--- begin ---

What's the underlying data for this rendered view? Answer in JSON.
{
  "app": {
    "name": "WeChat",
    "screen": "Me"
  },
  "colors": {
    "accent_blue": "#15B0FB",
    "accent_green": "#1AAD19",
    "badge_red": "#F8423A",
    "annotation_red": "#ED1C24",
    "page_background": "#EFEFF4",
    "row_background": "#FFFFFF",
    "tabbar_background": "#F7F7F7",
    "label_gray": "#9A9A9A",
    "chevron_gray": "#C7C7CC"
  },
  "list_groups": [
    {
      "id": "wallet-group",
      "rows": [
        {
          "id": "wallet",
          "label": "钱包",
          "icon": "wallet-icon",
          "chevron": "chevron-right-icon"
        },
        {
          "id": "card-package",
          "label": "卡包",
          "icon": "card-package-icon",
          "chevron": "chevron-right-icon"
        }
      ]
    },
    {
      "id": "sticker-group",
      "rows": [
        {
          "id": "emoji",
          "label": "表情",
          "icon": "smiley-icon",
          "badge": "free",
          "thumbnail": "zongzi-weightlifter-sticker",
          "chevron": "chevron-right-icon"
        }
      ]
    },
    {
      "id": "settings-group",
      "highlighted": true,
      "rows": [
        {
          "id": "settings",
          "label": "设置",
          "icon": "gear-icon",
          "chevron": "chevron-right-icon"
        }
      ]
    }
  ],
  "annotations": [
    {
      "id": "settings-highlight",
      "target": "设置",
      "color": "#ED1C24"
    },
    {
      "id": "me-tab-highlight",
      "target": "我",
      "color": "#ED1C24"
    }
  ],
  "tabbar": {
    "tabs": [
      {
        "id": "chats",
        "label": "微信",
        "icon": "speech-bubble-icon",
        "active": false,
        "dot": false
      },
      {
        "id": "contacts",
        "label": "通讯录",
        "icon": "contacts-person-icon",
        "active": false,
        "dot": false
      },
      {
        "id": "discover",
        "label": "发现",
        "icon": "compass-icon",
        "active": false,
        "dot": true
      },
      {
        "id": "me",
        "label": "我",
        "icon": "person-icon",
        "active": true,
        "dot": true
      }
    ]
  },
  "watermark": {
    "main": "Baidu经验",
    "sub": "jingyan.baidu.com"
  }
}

--- end ---

Select and copy every line of the material that holds the string "contacts".

        "id": "contacts",
        "icon": "contacts-person-icon",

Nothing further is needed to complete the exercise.